TARJIH

BAB I

PENDAHULUAN

Puji syukur kami kepada allah yang memberikan kehidupan dan peluang buat kami sehingga kami mampu menyelesaikan makalah singkat ini tepat pada waktunya,shalawat salam buat nabi sekalian alam yakini Muhammad SAW yang telah mengajarkan islam untuk keselematan untuk setiap insan

Ilmu tarjih adalah bagian dari cabang ilmu ushul fiqh sendiri yang berbicara tentang “ menguatkan “ baik itu menguatkan nash,hadits,ijma’,qiyas, maupun yang lainnya agar tidak ada kelemahan dalam pengamalan hukum yang dikeluarkan oleh berbagai metode tadi,sehingga tidak lagi ada keraguan bagi pengamalnya,namun untuk mencapai kesemuaan diatas kita juga perlu melihat bagaimana kriteria yang dibuat ulama terdahulu suapaya kita dapat melaksanakannya dan mengeluarkan hokum dari setiap permasalahan yang ada dihadapan kita

Mungkin demikianlah sekedar pendahuluan dari kami semoga kita dapat membahas makalah ini dengan sukses,lebih dan kurang kami mohon maaf serta kami berharap adanya kritik dan saran yang bersifat membangun dan menambah kajian keilmuan kita khusus dibidang mata kuliyah ini,





Jakarta,   Juli 2011




      Penyusun








BAB II

PEMBAHASAN

TARJIH


1.      Pengertian tarjih

Secara etimologi tarjih brarti “menguatkan”,sedangkan seacara termilogi,ada dua defenisi yang di kemukakan oleh ulama ushul fiqh

a)      Menurut ulama hanafiah

Artinya : memunculkan adanya tambahan bobot pada salah satu dari dua dalil yang sama (sederajat) dengan tambahan yang tidak berdiri sendiri.

++++++

### Daftar Tugas
1. Menurut tulisan tentang tarjih, apa arti tarjih secara etimologi?
2. Ketik ulang bagian tulisan tentang tarjih yang dimulai dengan kata-kata "1.      Pengertian tarjih" dan berakhir dengan "tidak berdiri sendiri.".
3. Tulis ulang dengan lebih ringkas paragraf dalam tulisan tentang tarjih yang dimulai dengan "Ilmu tarjih adalah bagian dari cabang ilmu ushul fiqh", tanpa menghilangkan fakta pokoknya.

### Data Tersedia
++++++

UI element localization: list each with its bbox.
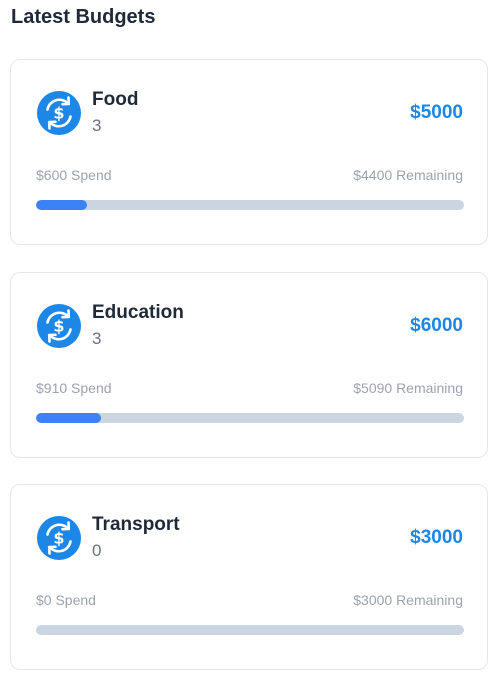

++++++

### Jawaban Tiap Tugas
1. Secara etimologi, tarjih berarti "menguatkan".

2.
1.      Pengertian tarjih

Secara etimologi tarjih brarti “menguatkan”,sedangkan seacara termilogi,ada dua defenisi yang di kemukakan oleh ulama ushul fiqh

a)      Menurut ulama hanafiah

Artinya : memunculkan adanya tambahan bobot pada salah satu dari dua dalil yang sama (sederajat) dengan tambahan yang tidak berdiri sendiri.

3. Ilmu tarjih adalah cabang ushul fiqh yang membahas cara menguatkan nash, hadits, ijma', qiyas, dan dalil lainnya. Tujuannya agar hukum yang dihasilkan metode-metode itu tidak lemah dan tidak lagi diragukan oleh orang yang mengamalkannya. Untuk mencapainya, perlu dilihat kriteria yang dibuat ulama terdahulu supaya kita bisa menerapkannya dan mengeluarkan hukum untuk setiap masalah yang ada di hadapan kita.